[Figure record listings]
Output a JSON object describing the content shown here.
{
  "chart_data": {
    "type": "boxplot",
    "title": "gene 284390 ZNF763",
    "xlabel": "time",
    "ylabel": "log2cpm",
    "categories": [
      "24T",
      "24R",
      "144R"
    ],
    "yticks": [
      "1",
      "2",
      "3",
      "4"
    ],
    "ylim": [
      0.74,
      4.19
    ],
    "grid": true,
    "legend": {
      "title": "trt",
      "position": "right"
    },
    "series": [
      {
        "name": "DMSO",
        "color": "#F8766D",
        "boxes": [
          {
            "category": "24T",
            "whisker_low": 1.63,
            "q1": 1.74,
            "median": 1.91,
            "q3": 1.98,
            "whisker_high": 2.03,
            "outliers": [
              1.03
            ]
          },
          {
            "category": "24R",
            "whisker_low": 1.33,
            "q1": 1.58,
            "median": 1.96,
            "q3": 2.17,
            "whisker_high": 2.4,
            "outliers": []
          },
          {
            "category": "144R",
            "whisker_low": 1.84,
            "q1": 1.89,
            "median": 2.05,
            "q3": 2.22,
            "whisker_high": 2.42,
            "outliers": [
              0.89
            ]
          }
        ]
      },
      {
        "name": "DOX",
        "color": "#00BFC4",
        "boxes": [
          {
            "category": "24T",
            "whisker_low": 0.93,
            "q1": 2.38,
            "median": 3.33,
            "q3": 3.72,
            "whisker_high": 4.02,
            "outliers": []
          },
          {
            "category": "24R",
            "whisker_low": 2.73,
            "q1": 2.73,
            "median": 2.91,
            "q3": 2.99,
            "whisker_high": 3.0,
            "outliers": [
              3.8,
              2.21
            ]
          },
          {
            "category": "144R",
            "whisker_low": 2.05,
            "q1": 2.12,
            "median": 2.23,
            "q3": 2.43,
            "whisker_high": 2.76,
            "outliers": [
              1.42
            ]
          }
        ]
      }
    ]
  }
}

• Given problem
Each record must be returned exactly as it is written.

• Answer for this exercise
Output a JSON object describing the content shown here.
{
  "chart_data": {
    "type": "boxplot",
    "title": "gene 284390 ZNF763",
    "xlabel": "time",
    "ylabel": "log2cpm",
    "categories": [
      "24T",
      "24R",
      "144R"
    ],
    "yticks": [
      "1",
      "2",
      "3",
      "4"
    ],
    "ylim": [
      0.74,
      4.19
    ],
    "grid": true,
    "legend": {
      "title": "trt",
      "position": "right"
    },
    "series": [
      {
        "name": "DMSO",
        "color": "#F8766D",
        "boxes": [
          {
            "category": "24T",
            "whisker_low": 1.63,
            "q1": 1.74,
            "median": 1.91,
            "q3": 1.98,
            "whisker_high": 2.03,
            "outliers": [
              1.03
            ]
          },
          {
            "category": "24R",
            "whisker_low": 1.33,
            "q1": 1.58,
            "median": 1.96,
            "q3": 2.17,
            "whisker_high": 2.4,
            "outliers": []
          },
          {
            "category": "144R",
            "whisker_low": 1.84,
            "q1": 1.89,
            "median": 2.05,
            "q3": 2.22,
            "whisker_high": 2.42,
            "outliers": [
              0.89
            ]
          }
        ]
      },
      {
        "name": "DOX",
        "color": "#00BFC4",
        "boxes": [
          {
            "category": "24T",
            "whisker_low": 0.93,
            "q1": 2.38,
            "median": 3.33,
            "q3": 3.72,
            "whisker_high": 4.02,
            "outliers": []
          },
          {
            "category": "24R",
            "whisker_low": 2.73,
            "q1": 2.73,
            "median": 2.91,
            "q3": 2.99,
            "whisker_high": 3.0,
            "outliers": [
              3.8,
              2.21
            ]
          },
          {
            "category": "144R",
            "whisker_low": 2.05,
            "q1": 2.12,
            "median": 2.23,
            "q3": 2.43,
            "whisker_high": 2.76,
            "outliers": [
              1.42
            ]
          }
        ]
      }
    ]
  }
}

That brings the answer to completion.